What the exercise asks
Report the count of lines where the string "ನಗರಸಭ" appears, and nothing else.

[Recorded data]
——————

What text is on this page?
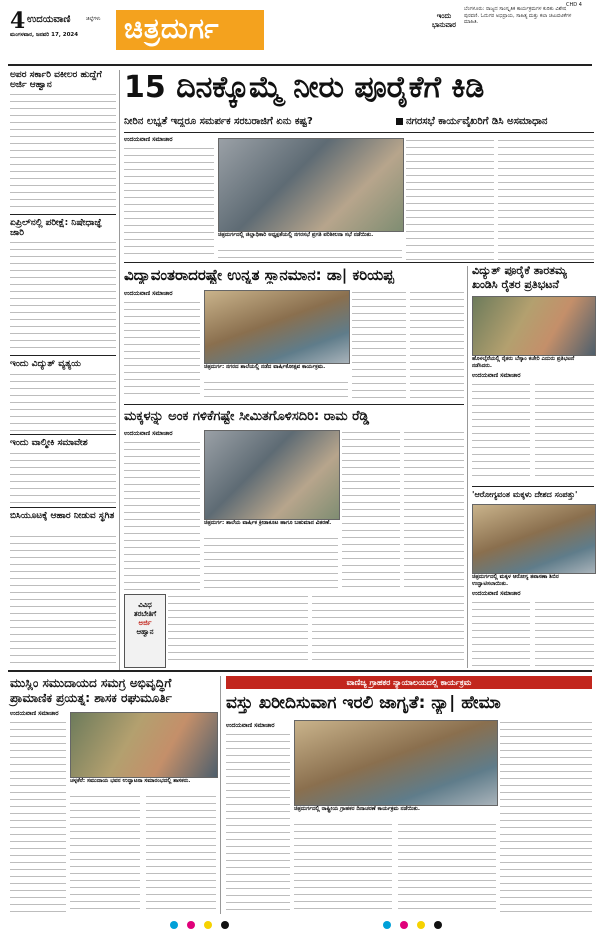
4 ಉದಯವಾಣಿ	ಜಿಲ್ಲೆಗಳು
ಮಂಗಳವಾರ, ಜನವರಿ 17, 2024 ಚಿತ್ರದುರ್ಗ	ಇಂದು ಭಾನುವಾರ
ಬೆಂಗಳೂರು: ರಾಜ್ಯದ ಸಾಂಸ್ಕೃತಿಕ ಕಾರ್ಯಕ್ರಮಗಳ ಕುರಿತು ವಿಶೇಷ ಪುರವಣಿ. ಓದುಗರ ಅಭಿಪ್ರಾಯ, ಸಾಹಿತ್ಯ ಮತ್ತು ಕಲಾ ಚಟುವಟಿಕೆಗಳ ಮಾಹಿತಿ.
CHD 4
ಅಪರ ಸರ್ಕಾರಿ ವಕೀಲರ ಹುದ್ದೆಗೆ ಅರ್ಜಿ ಆಹ್ವಾನ
ಏಪ್ರಿಲ್‌ನಲ್ಲಿ ಪರೀಕ್ಷೆ: ನಿಷೇಧಾಜ್ಞೆ ಜಾರಿ
ಇಂದು ವಿದ್ಯುತ್ ವ್ಯತ್ಯಯ
ಇಂದು ವಾಲ್ಮೀಕಿ ಸಮಾವೇಶ
ಬಿಸಿಯೂಟಕ್ಕೆ ಆಹಾರ ನೀಡುವ ಸ್ಥಗಿತ
15 ದಿನಕ್ಕೊಮ್ಮೆ ನೀರು ಪೂರೈಕೆಗೆ ಕಿಡಿ
ನೀರಿನ ಲಭ್ಯತೆ ಇದ್ದರೂ ಸಮರ್ಪಕ ಸರಬರಾಜಿಗೆ ಏನು ಕಷ್ಟ?	ನಗರಸಭೆ ಕಾರ್ಯವೈಖರಿಗೆ ಡಿಸಿ ಅಸಮಾಧಾನ
ಉದಯವಾಣಿ ಸಮಾಚಾರ
ಚಿತ್ರದುರ್ಗದಲ್ಲಿ ಜಿಲ್ಲಾಧಿಕಾರಿ ಅಧ್ಯಕ್ಷತೆಯಲ್ಲಿ ನಗರಸಭೆ ಪ್ರಗತಿ ಪರಿಶೀಲನಾ ಸಭೆ ನಡೆಯಿತು.
ವಿದ್ಯಾವಂತರಾದರಷ್ಟೇ ಉನ್ನತ ಸ್ಥಾನಮಾನ: ಡಾ| ಕರಿಯಪ್ಪ
ಉದಯವಾಣಿ ಸಮಾಚಾರ
ಚಿತ್ರದುರ್ಗ: ನಗರದ ಶಾಲೆಯಲ್ಲಿ ನಡೆದ ವಾರ್ಷಿಕೋತ್ಸವ ಕಾರ್ಯಕ್ರಮ.
ವಿದ್ಯುತ್ ಪೂರೈಕೆ ತಾರತಮ್ಯ ಖಂಡಿಸಿ ರೈತರ ಪ್ರತಿಭಟನೆ
ಹೊಳಲ್ಕೆರೆಯಲ್ಲಿ ರೈತರು ಬೆಸ್ಕಾಂ ಕಚೇರಿ ಎದುರು ಪ್ರತಿಭಟನೆ ನಡೆಸಿದರು.
ಉದಯವಾಣಿ ಸಮಾಚಾರ
'ಆರೋಗ್ಯವಂತ ಮಕ್ಕಳು ದೇಶದ ಸಂಪತ್ತು'
ಚಿತ್ರದುರ್ಗದಲ್ಲಿ ಮಕ್ಕಳ ಆರೋಗ್ಯ ತಪಾಸಣಾ ಶಿಬಿರ ಉದ್ಘಾಟಿಸಲಾಯಿತು.
ಉದಯವಾಣಿ ಸಮಾಚಾರ
ಮಕ್ಕಳನ್ನು ಅಂಕ ಗಳಿಕೆಗಷ್ಟೇ ಸೀಮಿತಗೊಳಿಸದಿರಿ: ರಾಮ ರೆಡ್ಡಿ
ಉದಯವಾಣಿ ಸಮಾಚಾರ
ಚಿತ್ರದುರ್ಗ: ಶಾಲೆಯ ವಾರ್ಷಿಕ ಕ್ರೀಡಾಕೂಟ ಹಾಗೂ ಬಹುಮಾನ ವಿತರಣೆ.
ವಿವಿಧ
ತರಬೇತಿಗೆ
ಅರ್ಜಿ
ಆಹ್ವಾನ
ಮುಸ್ಲಿಂ ಸಮುದಾಯದ ಸಮಗ್ರ ಅಭಿವೃದ್ಧಿಗೆ ಪ್ರಾಮಾಣಿಕ ಪ್ರಯತ್ನ: ಶಾಸಕ ರಘುಮೂರ್ತಿ
ಉದಯವಾಣಿ ಸಮಾಚಾರ
ಚಳ್ಳಕೆರೆ: ಸಮುದಾಯ ಭವನ ಉದ್ಘಾಟನಾ ಸಮಾರಂಭದಲ್ಲಿ ಶಾಸಕರು.
ವಾಣಿಜ್ಯ ಗ್ರಾಹಕರ ನ್ಯಾಯಾಲಯದಲ್ಲಿ ಕಾರ್ಯಕ್ರಮ
ವಸ್ತು ಖರೀದಿಸುವಾಗ ಇರಲಿ ಜಾಗೃತೆ: ನ್ಯಾ| ಹೇಮಾ
ಉದಯವಾಣಿ ಸಮಾಚಾರ
ಚಿತ್ರದುರ್ಗದಲ್ಲಿ ರಾಷ್ಟ್ರೀಯ ಗ್ರಾಹಕರ ದಿನಾಚರಣೆ ಕಾರ್ಯಕ್ರಮ ನಡೆಯಿತು.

——————

Solution to the problem
2